- **Task description**
Do not copy the pictures; transcribe all other material exactly.

- **Dataset**
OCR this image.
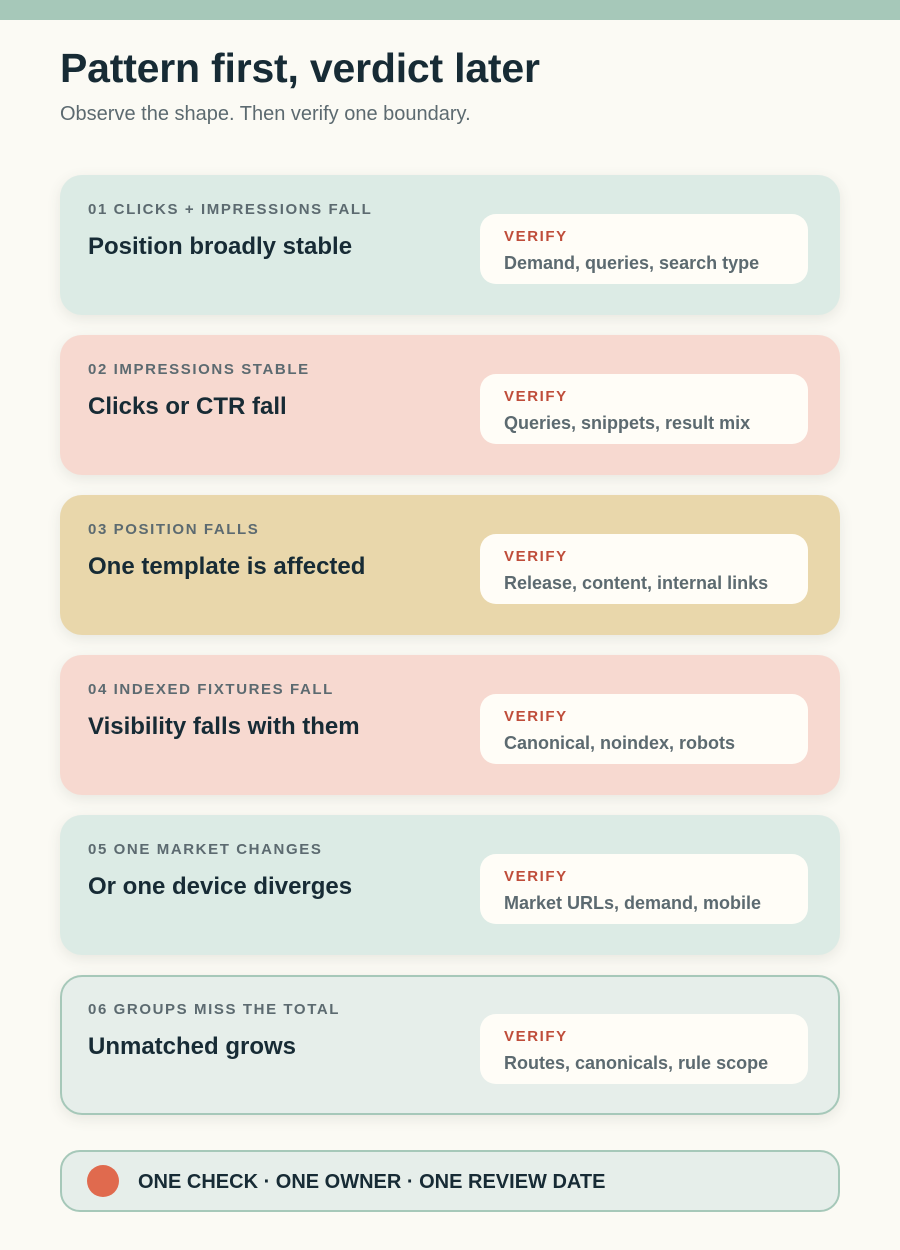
Pattern first, verdict later

Observe the shape. Then verify one boundary.

01 CLICKS + IMPRESSIONS FALL
Position broadly stable	VERIFY
Demand, queries, search type
02 IMPRESSIONS STABLE
Clicks or CTR fall	VERIFY
Queries, snippets, result mix
03 POSITION FALLS
One template is affected	VERIFY
Release, content, internal links
04 INDEXED FIXTURES FALL
Visibility falls with them	VERIFY
Canonical, noindex, robots
05 ONE MARKET CHANGES
Or one device diverges	VERIFY
Market URLs, demand, mobile
06 GROUPS MISS THE TOTAL
Unmatched grows	VERIFY
Routes, canonicals, rule scope
ONE CHECK · ONE OWNER · ONE REVIEW DATE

- **Solution for this task**
OCR this image.
Pattern first, verdict later

Observe the shape. Then verify one boundary.

01 CLICKS + IMPRESSIONS FALL
Position broadly stable	VERIFY
Demand, queries, search type
02 IMPRESSIONS STABLE
Clicks or CTR fall	VERIFY
Queries, snippets, result mix
03 POSITION FALLS
One template is affected	VERIFY
Release, content, internal links
04 INDEXED FIXTURES FALL
Visibility falls with them	VERIFY
Canonical, noindex, robots
05 ONE MARKET CHANGES
Or one device diverges	VERIFY
Market URLs, demand, mobile
06 GROUPS MISS THE TOTAL
Unmatched grows	VERIFY
Routes, canonicals, rule scope
ONE CHECK · ONE OWNER · ONE REVIEW DATE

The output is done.